Could you give the data below again, exactly and completely?

..........

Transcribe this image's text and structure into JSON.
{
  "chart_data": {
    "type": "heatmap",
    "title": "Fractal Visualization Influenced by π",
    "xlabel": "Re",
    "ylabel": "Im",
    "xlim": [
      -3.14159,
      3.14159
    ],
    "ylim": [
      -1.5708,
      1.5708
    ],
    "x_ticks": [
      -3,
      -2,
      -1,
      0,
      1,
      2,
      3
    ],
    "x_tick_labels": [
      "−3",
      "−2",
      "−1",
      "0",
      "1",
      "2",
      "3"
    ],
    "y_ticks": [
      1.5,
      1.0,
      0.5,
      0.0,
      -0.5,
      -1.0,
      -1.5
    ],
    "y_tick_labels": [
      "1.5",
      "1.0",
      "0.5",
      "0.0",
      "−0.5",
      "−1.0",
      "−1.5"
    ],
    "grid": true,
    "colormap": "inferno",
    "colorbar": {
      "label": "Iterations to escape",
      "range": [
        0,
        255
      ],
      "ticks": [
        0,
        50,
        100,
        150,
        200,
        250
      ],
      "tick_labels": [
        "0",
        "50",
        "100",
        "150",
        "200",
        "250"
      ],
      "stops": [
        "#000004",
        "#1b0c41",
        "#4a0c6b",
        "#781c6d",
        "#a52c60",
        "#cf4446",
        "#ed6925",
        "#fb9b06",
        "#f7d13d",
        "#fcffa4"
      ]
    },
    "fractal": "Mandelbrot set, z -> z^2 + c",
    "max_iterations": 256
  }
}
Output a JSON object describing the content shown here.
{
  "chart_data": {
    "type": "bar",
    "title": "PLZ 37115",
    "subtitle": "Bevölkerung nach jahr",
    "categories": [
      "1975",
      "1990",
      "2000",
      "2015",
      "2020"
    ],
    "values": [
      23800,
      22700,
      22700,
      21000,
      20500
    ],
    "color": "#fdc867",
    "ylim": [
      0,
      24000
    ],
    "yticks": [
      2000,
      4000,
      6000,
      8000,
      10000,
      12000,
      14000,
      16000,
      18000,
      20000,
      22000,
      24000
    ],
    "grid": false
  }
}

..........

» Solution
Transcribe this image's text and structure into JSON.
{
  "chart_data": {
    "type": "heatmap",
    "title": "Fractal Visualization Influenced by π",
    "xlabel": "Re",
    "ylabel": "Im",
    "xlim": [
      -3.14159,
      3.14159
    ],
    "ylim": [
      -1.5708,
      1.5708
    ],
    "x_ticks": [
      -3,
      -2,
      -1,
      0,
      1,
      2,
      3
    ],
    "x_tick_labels": [
      "−3",
      "−2",
      "−1",
      "0",
      "1",
      "2",
      "3"
    ],
    "y_ticks": [
      1.5,
      1.0,
      0.5,
      0.0,
      -0.5,
      -1.0,
      -1.5
    ],
    "y_tick_labels": [
      "1.5",
      "1.0",
      "0.5",
      "0.0",
      "−0.5",
      "−1.0",
      "−1.5"
    ],
    "grid": true,
    "colormap": "inferno",
    "colorbar": {
      "label": "Iterations to escape",
      "range": [
        0,
        255
      ],
      "ticks": [
        0,
        50,
        100,
        150,
        200,
        250
      ],
      "tick_labels": [
        "0",
        "50",
        "100",
        "150",
        "200",
        "250"
      ],
      "stops": [
        "#000004",
        "#1b0c41",
        "#4a0c6b",
        "#781c6d",
        "#a52c60",
        "#cf4446",
        "#ed6925",
        "#fb9b06",
        "#f7d13d",
        "#fcffa4"
      ]
    },
    "fractal": "Mandelbrot set, z -> z^2 + c",
    "max_iterations": 256
  }
}
Output a JSON object describing the content shown here.
{
  "chart_data": {
    "type": "bar",
    "title": "PLZ 37115",
    "subtitle": "Bevölkerung nach jahr",
    "categories": [
      "1975",
      "1990",
      "2000",
      "2015",
      "2020"
    ],
    "values": [
      23800,
      22700,
      22700,
      21000,
      20500
    ],
    "color": "#fdc867",
    "ylim": [
      0,
      24000
    ],
    "yticks": [
      2000,
      4000,
      6000,
      8000,
      10000,
      12000,
      14000,
      16000,
      18000,
      20000,
      22000,
      24000
    ],
    "grid": false
  }
}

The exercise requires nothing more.